Aim of the exercise - Spot each line in the records below where the word "معين" occurs, then copy it.

Provided information -
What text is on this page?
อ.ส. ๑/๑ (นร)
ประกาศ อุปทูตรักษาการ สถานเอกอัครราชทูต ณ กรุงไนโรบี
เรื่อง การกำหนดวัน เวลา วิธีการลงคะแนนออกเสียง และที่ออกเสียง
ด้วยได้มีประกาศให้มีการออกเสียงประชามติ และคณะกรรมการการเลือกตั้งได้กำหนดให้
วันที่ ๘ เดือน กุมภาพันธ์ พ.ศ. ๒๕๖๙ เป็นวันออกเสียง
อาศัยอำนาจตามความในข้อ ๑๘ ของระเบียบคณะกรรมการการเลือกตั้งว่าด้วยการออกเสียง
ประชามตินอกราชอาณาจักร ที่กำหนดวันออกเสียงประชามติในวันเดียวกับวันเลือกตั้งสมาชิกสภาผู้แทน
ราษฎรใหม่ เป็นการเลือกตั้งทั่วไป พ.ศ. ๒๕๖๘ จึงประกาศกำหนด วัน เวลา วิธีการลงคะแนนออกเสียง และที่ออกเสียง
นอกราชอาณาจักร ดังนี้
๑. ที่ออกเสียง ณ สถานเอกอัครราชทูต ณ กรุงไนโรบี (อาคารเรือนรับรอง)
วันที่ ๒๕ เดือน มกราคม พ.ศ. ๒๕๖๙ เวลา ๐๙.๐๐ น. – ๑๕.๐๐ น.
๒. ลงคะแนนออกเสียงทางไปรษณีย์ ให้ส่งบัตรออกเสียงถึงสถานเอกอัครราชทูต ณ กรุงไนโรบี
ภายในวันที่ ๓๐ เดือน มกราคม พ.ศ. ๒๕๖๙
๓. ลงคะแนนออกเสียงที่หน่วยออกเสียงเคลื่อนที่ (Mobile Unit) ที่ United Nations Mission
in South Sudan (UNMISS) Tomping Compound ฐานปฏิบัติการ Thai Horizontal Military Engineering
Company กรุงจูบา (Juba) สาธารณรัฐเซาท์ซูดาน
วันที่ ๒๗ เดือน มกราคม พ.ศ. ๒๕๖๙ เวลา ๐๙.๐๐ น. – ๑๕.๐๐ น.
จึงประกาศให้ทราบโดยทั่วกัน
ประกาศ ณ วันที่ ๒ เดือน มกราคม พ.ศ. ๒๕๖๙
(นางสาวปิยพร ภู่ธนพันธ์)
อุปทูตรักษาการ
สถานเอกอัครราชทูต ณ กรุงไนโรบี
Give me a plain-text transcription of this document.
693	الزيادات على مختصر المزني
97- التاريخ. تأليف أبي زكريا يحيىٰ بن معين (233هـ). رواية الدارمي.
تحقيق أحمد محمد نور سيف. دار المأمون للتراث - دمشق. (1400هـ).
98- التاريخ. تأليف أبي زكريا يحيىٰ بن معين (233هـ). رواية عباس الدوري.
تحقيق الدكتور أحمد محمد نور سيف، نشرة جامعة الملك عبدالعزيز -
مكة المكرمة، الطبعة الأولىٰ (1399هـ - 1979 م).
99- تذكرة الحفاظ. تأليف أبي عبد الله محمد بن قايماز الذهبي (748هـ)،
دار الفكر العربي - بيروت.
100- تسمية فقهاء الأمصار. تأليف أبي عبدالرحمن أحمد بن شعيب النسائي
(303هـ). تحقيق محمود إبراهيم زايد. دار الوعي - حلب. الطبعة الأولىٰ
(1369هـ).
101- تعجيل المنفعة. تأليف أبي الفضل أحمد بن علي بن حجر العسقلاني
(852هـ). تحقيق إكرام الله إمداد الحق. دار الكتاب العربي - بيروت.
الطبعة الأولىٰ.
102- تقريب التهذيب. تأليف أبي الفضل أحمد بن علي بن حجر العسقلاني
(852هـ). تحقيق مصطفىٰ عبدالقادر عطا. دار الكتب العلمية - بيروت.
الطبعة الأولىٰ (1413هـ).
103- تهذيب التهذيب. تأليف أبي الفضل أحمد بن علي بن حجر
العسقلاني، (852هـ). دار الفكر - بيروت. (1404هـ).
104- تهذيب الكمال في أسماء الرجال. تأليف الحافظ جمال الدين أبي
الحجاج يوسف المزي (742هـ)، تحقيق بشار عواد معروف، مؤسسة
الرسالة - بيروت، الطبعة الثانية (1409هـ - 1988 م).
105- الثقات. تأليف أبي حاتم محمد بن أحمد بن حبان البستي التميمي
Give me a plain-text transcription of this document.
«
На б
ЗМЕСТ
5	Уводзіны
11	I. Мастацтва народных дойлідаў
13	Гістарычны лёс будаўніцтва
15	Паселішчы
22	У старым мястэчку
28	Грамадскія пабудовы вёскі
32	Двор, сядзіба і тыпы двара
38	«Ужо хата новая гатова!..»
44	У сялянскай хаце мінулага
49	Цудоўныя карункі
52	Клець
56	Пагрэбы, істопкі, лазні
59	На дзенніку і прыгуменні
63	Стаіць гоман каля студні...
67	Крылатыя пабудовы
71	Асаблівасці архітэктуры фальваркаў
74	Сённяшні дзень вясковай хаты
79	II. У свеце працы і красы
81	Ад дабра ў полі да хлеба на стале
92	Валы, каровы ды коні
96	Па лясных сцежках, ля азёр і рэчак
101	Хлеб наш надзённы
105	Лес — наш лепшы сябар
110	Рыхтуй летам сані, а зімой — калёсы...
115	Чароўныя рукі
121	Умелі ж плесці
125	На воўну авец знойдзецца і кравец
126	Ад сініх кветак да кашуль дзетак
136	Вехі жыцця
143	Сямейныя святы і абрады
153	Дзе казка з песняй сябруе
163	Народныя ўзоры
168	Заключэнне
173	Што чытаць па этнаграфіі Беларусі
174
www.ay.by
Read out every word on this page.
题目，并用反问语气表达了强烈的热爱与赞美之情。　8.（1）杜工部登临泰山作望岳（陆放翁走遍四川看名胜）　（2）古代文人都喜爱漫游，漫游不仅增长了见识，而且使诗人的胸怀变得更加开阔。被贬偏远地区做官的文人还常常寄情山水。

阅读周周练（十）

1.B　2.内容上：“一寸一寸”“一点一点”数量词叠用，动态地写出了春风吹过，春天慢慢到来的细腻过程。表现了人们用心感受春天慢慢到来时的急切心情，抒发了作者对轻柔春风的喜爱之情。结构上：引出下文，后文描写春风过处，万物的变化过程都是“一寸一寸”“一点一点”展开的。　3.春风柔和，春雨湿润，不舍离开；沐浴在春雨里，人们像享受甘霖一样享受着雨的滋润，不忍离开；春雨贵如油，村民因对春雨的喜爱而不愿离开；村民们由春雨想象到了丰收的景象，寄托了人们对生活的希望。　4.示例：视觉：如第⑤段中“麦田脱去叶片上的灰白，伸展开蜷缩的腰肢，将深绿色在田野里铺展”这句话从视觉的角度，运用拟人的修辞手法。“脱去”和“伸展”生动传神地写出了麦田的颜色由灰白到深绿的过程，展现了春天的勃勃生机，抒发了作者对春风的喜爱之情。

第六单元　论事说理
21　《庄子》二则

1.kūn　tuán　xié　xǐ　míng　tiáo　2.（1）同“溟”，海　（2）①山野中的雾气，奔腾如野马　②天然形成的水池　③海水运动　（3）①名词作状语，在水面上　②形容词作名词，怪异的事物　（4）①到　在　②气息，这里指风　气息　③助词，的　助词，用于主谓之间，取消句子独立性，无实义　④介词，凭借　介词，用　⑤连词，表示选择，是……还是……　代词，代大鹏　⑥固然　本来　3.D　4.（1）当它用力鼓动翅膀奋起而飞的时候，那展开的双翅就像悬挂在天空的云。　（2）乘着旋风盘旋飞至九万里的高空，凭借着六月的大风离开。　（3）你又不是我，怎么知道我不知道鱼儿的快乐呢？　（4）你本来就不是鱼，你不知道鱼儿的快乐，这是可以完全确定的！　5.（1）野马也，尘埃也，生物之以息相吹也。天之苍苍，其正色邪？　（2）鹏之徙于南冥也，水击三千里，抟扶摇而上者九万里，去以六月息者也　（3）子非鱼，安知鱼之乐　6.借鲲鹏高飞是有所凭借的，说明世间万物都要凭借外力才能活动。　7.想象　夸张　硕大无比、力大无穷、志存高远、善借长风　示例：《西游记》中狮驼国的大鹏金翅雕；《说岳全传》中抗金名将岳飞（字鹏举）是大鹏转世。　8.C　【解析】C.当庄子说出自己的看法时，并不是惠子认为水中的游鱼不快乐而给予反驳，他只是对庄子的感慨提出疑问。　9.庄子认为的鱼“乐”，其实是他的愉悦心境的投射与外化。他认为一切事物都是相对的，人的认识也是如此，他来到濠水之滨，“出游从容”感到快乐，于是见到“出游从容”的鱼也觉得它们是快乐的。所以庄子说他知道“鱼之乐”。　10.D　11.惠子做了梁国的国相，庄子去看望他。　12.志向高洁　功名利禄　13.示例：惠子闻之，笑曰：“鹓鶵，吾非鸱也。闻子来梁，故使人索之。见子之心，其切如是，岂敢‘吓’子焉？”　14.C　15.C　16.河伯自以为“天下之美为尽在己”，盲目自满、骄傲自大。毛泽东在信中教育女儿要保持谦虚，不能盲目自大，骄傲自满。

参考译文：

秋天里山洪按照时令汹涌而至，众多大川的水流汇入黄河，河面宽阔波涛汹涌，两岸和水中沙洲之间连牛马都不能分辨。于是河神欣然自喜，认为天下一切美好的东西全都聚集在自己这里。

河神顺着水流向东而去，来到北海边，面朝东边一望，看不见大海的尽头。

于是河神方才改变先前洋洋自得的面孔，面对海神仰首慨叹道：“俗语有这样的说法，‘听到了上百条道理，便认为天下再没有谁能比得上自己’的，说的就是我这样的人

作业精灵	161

Correct output -
97- التاريخ. تأليف أبي زكريا يحيىٰ بن معين (233هـ). رواية الدارمي.
98- التاريخ. تأليف أبي زكريا يحيىٰ بن معين (233هـ). رواية عباس الدوري.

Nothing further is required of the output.